>> start Records to use
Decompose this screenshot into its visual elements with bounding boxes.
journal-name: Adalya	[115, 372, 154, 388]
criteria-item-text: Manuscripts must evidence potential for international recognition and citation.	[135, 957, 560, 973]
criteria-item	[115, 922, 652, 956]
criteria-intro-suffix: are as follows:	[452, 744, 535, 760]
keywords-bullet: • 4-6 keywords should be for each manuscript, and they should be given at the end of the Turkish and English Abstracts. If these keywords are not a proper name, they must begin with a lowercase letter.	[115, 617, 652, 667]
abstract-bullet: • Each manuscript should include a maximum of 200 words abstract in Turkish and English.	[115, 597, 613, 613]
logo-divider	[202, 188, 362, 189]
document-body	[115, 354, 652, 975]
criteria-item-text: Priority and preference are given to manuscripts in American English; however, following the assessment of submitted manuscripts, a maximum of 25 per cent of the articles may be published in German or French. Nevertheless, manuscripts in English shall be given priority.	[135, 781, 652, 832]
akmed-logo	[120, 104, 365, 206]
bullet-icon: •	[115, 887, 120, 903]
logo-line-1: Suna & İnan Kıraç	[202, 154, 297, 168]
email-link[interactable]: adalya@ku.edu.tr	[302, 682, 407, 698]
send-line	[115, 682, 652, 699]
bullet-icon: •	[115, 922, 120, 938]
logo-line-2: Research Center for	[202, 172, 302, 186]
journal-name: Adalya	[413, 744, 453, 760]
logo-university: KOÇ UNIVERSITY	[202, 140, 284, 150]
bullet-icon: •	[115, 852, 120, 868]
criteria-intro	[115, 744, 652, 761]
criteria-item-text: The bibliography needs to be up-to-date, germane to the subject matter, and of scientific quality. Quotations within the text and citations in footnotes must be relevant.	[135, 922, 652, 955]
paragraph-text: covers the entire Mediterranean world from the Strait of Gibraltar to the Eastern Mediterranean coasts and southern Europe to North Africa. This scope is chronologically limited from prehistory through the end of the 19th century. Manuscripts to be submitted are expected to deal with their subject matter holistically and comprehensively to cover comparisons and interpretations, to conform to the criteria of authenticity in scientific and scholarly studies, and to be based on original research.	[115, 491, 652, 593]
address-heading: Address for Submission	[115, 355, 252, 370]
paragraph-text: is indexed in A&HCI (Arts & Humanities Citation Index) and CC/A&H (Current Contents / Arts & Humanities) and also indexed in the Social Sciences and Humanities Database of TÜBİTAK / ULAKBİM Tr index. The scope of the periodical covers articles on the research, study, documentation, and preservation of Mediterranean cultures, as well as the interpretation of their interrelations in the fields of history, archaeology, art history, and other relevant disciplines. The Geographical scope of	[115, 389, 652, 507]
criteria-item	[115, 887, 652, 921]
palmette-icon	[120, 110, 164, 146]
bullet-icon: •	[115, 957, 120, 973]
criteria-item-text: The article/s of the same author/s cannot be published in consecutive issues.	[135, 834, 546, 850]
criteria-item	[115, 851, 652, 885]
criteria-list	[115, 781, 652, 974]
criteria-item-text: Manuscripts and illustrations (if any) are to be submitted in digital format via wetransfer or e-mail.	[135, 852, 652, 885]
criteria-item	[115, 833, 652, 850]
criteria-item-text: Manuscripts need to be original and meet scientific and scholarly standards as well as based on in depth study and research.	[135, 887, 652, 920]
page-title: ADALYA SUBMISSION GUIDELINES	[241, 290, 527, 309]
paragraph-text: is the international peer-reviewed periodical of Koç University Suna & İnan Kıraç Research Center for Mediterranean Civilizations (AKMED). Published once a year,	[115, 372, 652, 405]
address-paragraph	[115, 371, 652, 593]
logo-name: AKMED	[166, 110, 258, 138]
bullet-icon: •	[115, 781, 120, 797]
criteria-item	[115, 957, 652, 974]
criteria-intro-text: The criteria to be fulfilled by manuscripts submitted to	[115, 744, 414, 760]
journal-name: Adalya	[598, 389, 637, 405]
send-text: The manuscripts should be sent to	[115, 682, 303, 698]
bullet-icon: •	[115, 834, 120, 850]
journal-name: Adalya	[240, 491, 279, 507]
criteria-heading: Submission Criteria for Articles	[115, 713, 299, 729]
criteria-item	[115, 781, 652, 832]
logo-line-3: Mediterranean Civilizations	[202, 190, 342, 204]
>> end Records to use
**Instruction:**
Write out the lines from the first one through the line containing "criteria-intro-suffix: are as", including both, with no changes.

**Answer to the task:**
Decompose this screenshot into its visual elements with bounding boxes.
journal-name: Adalya	[115, 372, 154, 388]
criteria-item-text: Manuscripts must evidence potential for international recognition and citation.	[135, 957, 560, 973]
criteria-item	[115, 922, 652, 956]
criteria-intro-suffix: are as follows:	[452, 744, 535, 760]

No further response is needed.